De Spreuken stellen ons den mensch voor, zooals hij in een bijzondere betrekking tot God staat. Behoudens een zestal plaatsen (Spr. 2 : 5 en 17; 3 : 4; 25 : 2; 30 : 5 en 9.) is God in het geheele Boek de God van Israël. Vandaar dan ook, dat wij overal den naam Jehova ontmoeten.
In den Prediker zien we den mensch tegenover zijn Schepper; daarom wordt dààr steeds de naam God (Elohim) gebruikt.
Onder den naam van Jehova wendt God Zich tot degenen, die met Hem in verbinding staan, wijl Zijn wijsheid ze heeft gebaard, vandaar dan ook de naam "zoon," waar het heele Boek en inzonderheid de eerste hoofdstukken vol van is. Deze naam "zoon" duidt niet slechts een betrekking aan, hij veronderstelt evenzeer een door God ingesteld gezag. Dit gezag is niet wettisch, zoodat het dreigt en veroordeelt, neen, het rust op genegenheid en liefde, die in het hart van God worden gevonden. Van dit gezag zijn vader en moeder op aarde de vertegenwoordigers. Zij voeden op door onderwijzing, door tucht, ja zelfs door bestraffing, indien zulks noodig blijkt. Maar naast het gezag der ouders bestaat ook nog het gezag des konings, hetwelk evenzeer moet worden erkend. Voorts had God aan Salomo een wijsheid geschonken boven allen. (1 Kon. 4 : 29-34.) Deze wijsheid en dit gezag van den koning zijn voor òns, geloovigen, vervangen door het Woord Gods, hetwelk òns opvoedt. Het heeft voor ons gezag, en is de wijsheid Gods voor ons in alle dingen.

Opdracht: Kun je uit de tekst over de Spreuken het stuk overtypen dat begint bij de woorden "De Spreuken stellen" en stopt na "God (Elohim) gebruikt."? Neem het woord voor woord over.

Aangeleverd materiaal:

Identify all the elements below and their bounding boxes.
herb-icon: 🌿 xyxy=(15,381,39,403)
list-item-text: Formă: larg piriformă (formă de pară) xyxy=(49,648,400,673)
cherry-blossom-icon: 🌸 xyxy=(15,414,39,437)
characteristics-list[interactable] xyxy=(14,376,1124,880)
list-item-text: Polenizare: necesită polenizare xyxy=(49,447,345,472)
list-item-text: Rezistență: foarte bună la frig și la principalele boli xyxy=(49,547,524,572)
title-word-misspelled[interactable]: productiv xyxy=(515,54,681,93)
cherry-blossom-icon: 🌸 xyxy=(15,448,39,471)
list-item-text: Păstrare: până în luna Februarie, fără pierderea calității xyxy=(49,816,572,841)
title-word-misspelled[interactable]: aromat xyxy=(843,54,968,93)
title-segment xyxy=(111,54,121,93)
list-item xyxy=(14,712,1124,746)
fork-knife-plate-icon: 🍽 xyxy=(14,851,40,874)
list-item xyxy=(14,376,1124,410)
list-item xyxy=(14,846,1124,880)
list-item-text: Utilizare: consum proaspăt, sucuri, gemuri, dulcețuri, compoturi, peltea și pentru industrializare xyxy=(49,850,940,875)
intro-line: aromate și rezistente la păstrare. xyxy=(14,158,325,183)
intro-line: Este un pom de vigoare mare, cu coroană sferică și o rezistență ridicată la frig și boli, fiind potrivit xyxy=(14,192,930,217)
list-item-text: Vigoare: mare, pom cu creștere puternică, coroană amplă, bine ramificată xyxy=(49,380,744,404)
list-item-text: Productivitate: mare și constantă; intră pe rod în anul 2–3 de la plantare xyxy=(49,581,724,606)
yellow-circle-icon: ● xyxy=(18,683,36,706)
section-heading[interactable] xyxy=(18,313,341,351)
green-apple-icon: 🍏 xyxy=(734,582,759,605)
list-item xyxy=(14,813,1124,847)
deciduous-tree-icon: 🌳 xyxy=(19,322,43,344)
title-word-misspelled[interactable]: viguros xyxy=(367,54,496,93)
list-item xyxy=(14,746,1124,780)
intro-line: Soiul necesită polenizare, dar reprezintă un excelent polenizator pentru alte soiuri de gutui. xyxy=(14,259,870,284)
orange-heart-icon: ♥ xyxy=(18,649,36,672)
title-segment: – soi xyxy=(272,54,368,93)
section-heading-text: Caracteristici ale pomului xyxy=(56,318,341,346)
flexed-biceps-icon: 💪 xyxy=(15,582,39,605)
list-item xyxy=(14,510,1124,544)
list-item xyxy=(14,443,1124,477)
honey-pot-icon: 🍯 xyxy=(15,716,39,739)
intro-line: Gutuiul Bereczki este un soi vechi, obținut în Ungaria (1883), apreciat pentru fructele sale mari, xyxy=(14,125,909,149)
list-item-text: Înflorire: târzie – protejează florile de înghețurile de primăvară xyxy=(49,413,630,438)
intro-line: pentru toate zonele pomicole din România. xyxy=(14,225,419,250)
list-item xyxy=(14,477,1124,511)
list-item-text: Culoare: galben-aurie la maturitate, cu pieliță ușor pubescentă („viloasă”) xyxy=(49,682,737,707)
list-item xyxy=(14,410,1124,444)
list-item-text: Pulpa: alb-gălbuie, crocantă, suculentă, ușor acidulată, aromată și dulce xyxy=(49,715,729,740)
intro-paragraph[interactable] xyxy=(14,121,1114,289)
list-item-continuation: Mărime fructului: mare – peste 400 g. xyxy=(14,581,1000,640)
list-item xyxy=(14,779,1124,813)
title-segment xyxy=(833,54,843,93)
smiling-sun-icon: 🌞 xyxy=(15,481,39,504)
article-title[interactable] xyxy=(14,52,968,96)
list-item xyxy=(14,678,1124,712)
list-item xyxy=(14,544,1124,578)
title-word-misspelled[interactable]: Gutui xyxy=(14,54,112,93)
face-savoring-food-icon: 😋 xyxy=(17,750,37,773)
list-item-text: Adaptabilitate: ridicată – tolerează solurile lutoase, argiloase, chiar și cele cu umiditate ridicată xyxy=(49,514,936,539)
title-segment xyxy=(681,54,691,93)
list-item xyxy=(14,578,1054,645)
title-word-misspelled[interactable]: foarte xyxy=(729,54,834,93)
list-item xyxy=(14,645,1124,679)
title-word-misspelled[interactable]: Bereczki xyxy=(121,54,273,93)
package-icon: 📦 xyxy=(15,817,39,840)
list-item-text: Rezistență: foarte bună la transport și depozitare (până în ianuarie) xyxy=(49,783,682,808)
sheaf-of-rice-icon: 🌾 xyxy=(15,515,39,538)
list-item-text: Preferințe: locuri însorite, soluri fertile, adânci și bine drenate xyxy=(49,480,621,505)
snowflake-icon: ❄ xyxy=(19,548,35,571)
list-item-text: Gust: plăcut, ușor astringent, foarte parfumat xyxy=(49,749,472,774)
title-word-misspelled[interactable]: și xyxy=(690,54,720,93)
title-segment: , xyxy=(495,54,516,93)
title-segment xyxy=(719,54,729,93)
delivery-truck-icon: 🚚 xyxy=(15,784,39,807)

Antwoord:
De Spreuken stellen ons den mensch voor, zooals hij in een bijzondere betrekking tot God staat. Behoudens een zestal plaatsen (Spr. 2 : 5 en 17; 3 : 4; 25 : 2; 30 : 5 en 9.) is God in het geheele Boek de God van Israël. Vandaar dan ook, dat wij overal den naam Jehova ontmoeten.
In den Prediker zien we den mensch tegenover zijn Schepper; daarom wordt dààr steeds de naam God (Elohim) gebruikt.